--- START ---

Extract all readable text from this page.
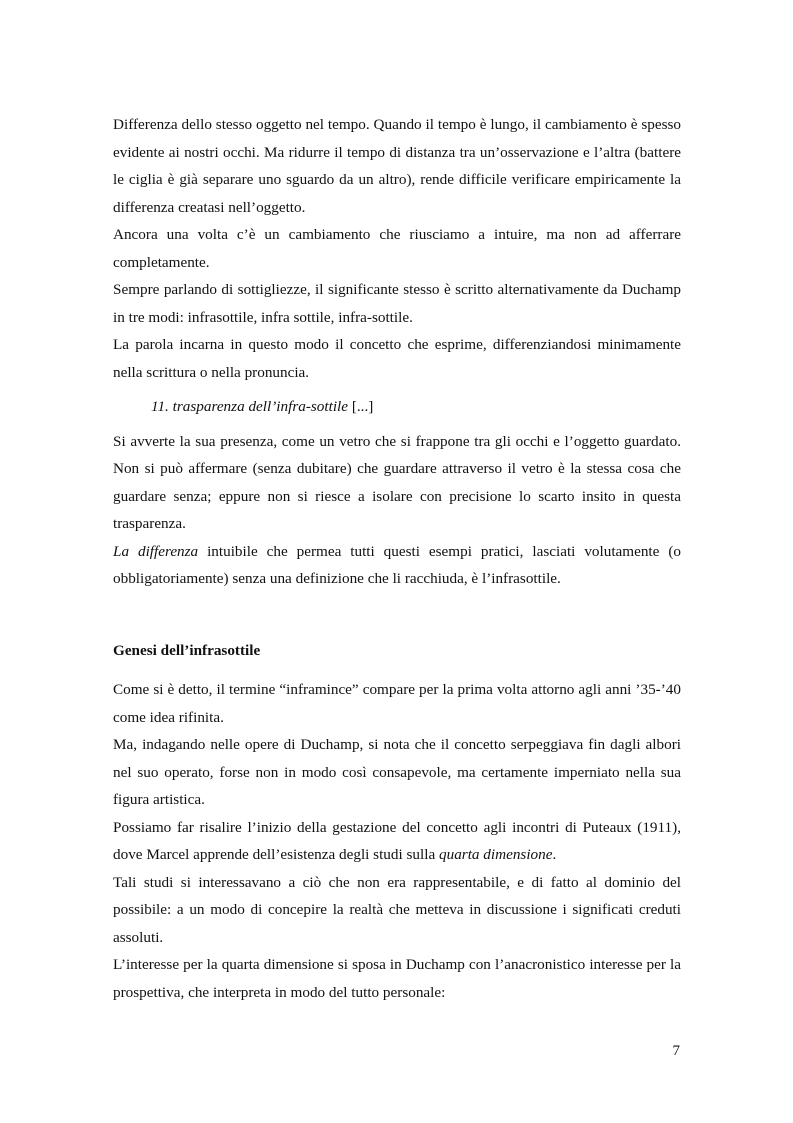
Differenza dello stesso oggetto nel tempo. Quando il tempo è lungo, il cambiamento è spesso evidente ai nostri occhi. Ma ridurre il tempo di distanza tra un’osservazione e l’altra (battere le ciglia è già separare uno sguardo da un altro), rende difficile verificare empiricamente la differenza creatasi nell’oggetto.

Ancora una volta c’è un cambiamento che riusciamo a intuire, ma non ad afferrare completamente.

Sempre parlando di sottigliezze, il significante stesso è scritto alternativamente da Duchamp in tre modi: infrasottile, infra sottile, infra-sottile.

La parola incarna in questo modo il concetto che esprime, differenziandosi minimamente nella scrittura o nella pronuncia.

11. trasparenza dell’infra-sottile [...]

Si avverte la sua presenza, come un vetro che si frappone tra gli occhi e l’oggetto guardato. Non si può affermare (senza dubitare) che guardare attraverso il vetro è la stessa cosa che guardare senza; eppure non si riesce a isolare con precisione lo scarto insito in questa trasparenza.

La differenza intuibile che permea tutti questi esempi pratici, lasciati volutamente (o obbligatoriamente) senza una definizione che li racchiuda, è l’infrasottile.

Genesi dell’infrasottile

Come si è detto, il termine “inframince” compare per la prima volta attorno agli anni ’35-’40 come idea rifinita.

Ma, indagando nelle opere di Duchamp, si nota che il concetto serpeggiava fin dagli albori nel suo operato, forse non in modo così consapevole, ma certamente imperniato nella sua figura artistica.

Possiamo far risalire l’inizio della gestazione del concetto agli incontri di Puteaux (1911), dove Marcel apprende dell’esistenza degli studi sulla quarta dimensione.

Tali studi si interessavano a ciò che non era rappresentabile, e di fatto al dominio del possibile: a un modo di concepire la realtà che metteva in discussione i significati creduti assoluti.

L’interesse per la quarta dimensione si sposa in Duchamp con l’anacronistico interesse per la prospettiva, che interpreta in modo del tutto personale:

7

--- END ---

* _To do_
All of the records above are to be printed exactly, with every picture omitted.

* _Response for this exercise_
Extract all readable text from this page.
Differenza dello stesso oggetto nel tempo. Quando il tempo è lungo, il cambiamento è spesso evidente ai nostri occhi. Ma ridurre il tempo di distanza tra un’osservazione e l’altra (battere le ciglia è già separare uno sguardo da un altro), rende difficile verificare empiricamente la differenza creatasi nell’oggetto.

Ancora una volta c’è un cambiamento che riusciamo a intuire, ma non ad afferrare completamente.

Sempre parlando di sottigliezze, il significante stesso è scritto alternativamente da Duchamp in tre modi: infrasottile, infra sottile, infra-sottile.

La parola incarna in questo modo il concetto che esprime, differenziandosi minimamente nella scrittura o nella pronuncia.

11. trasparenza dell’infra-sottile [...]

Si avverte la sua presenza, come un vetro che si frappone tra gli occhi e l’oggetto guardato. Non si può affermare (senza dubitare) che guardare attraverso il vetro è la stessa cosa che guardare senza; eppure non si riesce a isolare con precisione lo scarto insito in questa trasparenza.

La differenza intuibile che permea tutti questi esempi pratici, lasciati volutamente (o obbligatoriamente) senza una definizione che li racchiuda, è l’infrasottile.

Genesi dell’infrasottile

Come si è detto, il termine “inframince” compare per la prima volta attorno agli anni ’35-’40 come idea rifinita.

Ma, indagando nelle opere di Duchamp, si nota che il concetto serpeggiava fin dagli albori nel suo operato, forse non in modo così consapevole, ma certamente imperniato nella sua figura artistica.

Possiamo far risalire l’inizio della gestazione del concetto agli incontri di Puteaux (1911), dove Marcel apprende dell’esistenza degli studi sulla quarta dimensione.

Tali studi si interessavano a ciò che non era rappresentabile, e di fatto al dominio del possibile: a un modo di concepire la realtà che metteva in discussione i significati creduti assoluti.

L’interesse per la quarta dimensione si sposa in Duchamp con l’anacronistico interesse per la prospettiva, che interpreta in modo del tutto personale:

7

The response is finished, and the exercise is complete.